[Start of Available data]

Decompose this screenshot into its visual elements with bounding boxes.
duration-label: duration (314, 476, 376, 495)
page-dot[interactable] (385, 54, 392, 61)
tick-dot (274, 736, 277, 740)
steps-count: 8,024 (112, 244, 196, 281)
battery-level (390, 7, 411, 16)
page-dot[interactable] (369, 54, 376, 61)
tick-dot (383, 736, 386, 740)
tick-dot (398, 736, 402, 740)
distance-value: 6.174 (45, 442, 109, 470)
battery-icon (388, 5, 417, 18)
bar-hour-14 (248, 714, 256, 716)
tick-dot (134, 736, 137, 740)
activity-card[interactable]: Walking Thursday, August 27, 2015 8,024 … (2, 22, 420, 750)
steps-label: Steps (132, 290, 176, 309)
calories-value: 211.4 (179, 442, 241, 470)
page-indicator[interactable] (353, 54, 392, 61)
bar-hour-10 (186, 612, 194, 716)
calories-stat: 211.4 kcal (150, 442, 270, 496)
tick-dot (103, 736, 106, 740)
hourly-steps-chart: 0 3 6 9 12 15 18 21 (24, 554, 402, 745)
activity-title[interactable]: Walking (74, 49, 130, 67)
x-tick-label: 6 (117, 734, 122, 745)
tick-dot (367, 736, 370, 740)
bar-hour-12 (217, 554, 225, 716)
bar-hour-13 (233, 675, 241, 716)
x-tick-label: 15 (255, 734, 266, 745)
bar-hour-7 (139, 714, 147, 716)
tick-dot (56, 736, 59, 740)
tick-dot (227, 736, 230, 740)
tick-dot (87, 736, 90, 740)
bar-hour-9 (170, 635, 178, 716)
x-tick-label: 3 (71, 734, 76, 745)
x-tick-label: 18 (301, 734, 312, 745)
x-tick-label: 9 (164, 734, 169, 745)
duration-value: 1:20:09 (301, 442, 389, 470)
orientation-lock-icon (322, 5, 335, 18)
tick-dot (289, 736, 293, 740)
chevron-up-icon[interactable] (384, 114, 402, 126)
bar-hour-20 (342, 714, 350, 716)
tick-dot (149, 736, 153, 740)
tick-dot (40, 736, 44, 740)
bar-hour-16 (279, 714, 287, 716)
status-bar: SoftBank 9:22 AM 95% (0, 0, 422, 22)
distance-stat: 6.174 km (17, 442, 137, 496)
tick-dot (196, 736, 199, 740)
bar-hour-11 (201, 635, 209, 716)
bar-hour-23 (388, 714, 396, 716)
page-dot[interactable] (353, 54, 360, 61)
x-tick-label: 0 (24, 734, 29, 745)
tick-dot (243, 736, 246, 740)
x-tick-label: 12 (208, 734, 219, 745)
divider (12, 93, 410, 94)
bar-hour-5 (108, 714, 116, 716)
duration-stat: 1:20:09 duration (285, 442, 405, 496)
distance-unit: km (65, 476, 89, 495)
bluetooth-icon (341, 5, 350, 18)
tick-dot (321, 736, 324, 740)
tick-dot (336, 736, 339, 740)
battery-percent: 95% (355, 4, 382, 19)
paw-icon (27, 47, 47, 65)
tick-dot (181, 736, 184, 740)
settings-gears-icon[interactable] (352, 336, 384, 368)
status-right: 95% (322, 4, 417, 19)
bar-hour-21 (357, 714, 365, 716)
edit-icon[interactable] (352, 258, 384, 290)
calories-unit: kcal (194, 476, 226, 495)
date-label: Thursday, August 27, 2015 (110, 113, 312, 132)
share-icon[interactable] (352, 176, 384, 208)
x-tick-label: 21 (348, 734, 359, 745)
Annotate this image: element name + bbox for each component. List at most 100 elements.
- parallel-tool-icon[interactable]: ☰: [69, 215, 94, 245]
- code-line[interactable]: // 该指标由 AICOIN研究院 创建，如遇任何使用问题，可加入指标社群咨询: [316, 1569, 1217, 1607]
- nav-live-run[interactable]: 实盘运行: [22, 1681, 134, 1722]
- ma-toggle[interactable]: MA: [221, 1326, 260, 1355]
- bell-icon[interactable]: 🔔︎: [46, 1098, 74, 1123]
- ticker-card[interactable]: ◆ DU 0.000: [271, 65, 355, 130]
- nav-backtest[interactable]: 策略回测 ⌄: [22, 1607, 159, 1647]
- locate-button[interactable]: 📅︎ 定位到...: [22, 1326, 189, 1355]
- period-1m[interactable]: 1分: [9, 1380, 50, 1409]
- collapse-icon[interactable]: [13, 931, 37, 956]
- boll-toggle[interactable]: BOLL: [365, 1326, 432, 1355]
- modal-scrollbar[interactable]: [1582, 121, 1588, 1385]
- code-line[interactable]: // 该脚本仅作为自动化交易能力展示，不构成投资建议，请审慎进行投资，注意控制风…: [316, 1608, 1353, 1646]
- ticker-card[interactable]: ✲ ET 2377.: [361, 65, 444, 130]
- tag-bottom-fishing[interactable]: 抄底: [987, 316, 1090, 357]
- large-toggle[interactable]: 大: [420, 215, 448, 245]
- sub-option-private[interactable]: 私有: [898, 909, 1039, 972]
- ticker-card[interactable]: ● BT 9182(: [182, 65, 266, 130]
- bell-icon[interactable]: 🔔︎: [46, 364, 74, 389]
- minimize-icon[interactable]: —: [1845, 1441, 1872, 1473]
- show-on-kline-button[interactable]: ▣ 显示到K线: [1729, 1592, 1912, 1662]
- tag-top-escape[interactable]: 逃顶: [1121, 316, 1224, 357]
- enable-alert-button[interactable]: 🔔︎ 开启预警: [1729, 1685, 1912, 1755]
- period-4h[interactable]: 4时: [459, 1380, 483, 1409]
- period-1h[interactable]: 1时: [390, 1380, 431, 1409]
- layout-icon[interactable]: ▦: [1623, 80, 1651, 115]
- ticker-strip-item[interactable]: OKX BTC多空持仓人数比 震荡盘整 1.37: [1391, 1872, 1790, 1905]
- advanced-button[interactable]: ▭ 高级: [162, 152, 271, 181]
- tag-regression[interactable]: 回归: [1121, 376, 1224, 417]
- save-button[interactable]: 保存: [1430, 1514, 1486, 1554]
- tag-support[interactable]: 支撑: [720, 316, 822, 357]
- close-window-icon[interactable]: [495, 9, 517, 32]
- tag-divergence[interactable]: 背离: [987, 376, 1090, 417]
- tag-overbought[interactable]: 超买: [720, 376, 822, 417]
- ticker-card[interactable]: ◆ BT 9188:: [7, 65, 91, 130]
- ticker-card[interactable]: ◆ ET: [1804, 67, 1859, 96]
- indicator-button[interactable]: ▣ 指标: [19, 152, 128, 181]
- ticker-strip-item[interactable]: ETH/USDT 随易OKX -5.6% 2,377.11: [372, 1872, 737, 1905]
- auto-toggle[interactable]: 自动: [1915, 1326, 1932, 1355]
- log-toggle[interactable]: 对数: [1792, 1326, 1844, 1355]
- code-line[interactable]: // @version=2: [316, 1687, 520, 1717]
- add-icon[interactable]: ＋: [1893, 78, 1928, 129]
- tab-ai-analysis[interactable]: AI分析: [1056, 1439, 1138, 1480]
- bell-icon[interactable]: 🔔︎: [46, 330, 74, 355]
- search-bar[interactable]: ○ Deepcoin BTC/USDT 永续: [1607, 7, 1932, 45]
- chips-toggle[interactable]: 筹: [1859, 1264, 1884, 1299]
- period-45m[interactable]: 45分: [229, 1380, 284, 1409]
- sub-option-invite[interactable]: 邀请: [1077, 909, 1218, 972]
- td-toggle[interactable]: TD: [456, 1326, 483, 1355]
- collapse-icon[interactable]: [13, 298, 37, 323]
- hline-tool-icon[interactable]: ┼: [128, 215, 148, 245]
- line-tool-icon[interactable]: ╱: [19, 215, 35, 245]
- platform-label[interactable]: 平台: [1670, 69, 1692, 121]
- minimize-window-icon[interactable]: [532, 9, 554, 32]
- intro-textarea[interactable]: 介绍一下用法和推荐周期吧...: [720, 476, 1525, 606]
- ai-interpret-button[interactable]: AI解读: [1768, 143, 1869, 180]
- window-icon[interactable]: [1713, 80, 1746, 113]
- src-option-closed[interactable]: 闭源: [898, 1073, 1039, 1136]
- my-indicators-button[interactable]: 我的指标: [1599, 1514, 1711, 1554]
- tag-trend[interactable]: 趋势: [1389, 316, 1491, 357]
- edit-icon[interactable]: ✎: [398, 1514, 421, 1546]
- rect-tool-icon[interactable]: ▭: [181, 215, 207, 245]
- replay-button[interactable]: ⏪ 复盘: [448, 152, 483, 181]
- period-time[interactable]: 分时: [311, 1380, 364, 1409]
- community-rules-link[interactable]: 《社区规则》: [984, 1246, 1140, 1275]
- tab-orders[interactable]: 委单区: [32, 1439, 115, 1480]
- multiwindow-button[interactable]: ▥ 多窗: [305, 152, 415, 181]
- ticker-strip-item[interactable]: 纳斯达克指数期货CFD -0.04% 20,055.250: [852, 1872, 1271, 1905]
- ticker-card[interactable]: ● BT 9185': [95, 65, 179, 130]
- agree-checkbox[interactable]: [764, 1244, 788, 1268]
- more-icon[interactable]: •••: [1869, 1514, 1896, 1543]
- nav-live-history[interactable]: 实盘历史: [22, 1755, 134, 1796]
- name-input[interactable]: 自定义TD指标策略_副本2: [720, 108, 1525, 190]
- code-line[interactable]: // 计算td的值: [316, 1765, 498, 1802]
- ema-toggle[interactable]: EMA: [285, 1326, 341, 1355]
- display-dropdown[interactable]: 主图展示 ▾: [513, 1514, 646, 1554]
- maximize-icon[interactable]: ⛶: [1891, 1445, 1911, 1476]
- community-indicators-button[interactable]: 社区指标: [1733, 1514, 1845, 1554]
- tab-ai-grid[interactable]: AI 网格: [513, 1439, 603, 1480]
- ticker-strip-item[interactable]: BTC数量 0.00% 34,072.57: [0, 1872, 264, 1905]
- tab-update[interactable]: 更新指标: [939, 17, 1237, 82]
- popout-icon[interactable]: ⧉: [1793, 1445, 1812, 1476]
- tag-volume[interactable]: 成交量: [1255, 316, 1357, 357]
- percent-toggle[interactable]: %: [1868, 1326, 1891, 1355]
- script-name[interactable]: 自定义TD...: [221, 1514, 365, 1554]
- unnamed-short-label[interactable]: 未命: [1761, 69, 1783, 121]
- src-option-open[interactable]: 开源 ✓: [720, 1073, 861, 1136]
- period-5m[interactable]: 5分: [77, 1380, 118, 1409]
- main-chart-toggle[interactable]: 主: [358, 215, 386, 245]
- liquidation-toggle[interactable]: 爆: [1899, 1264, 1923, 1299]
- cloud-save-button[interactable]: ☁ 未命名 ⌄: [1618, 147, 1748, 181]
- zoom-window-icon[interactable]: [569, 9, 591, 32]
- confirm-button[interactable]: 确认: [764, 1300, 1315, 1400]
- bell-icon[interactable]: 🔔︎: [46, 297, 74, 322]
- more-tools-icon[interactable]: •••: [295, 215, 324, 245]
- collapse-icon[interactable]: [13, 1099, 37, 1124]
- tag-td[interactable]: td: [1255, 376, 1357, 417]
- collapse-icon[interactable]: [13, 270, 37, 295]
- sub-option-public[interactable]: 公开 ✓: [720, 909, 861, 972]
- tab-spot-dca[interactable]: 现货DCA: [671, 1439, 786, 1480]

[End of Available data]

Exercise prompt
Please quote the lines of the data above, from the start through the line holding "activity-card[interactable]: Walking Thursday, August", inclusive.

Answer for this exercise
Decompose this screenshot into its visual elements with bounding boxes.
duration-label: duration (314, 476, 376, 495)
page-dot[interactable] (385, 54, 392, 61)
tick-dot (274, 736, 277, 740)
steps-count: 8,024 (112, 244, 196, 281)
battery-level (390, 7, 411, 16)
page-dot[interactable] (369, 54, 376, 61)
tick-dot (383, 736, 386, 740)
tick-dot (398, 736, 402, 740)
distance-value: 6.174 (45, 442, 109, 470)
battery-icon (388, 5, 417, 18)
bar-hour-14 (248, 714, 256, 716)
tick-dot (134, 736, 137, 740)
activity-card[interactable]: Walking Thursday, August 27, 2015 8,024 … (2, 22, 420, 750)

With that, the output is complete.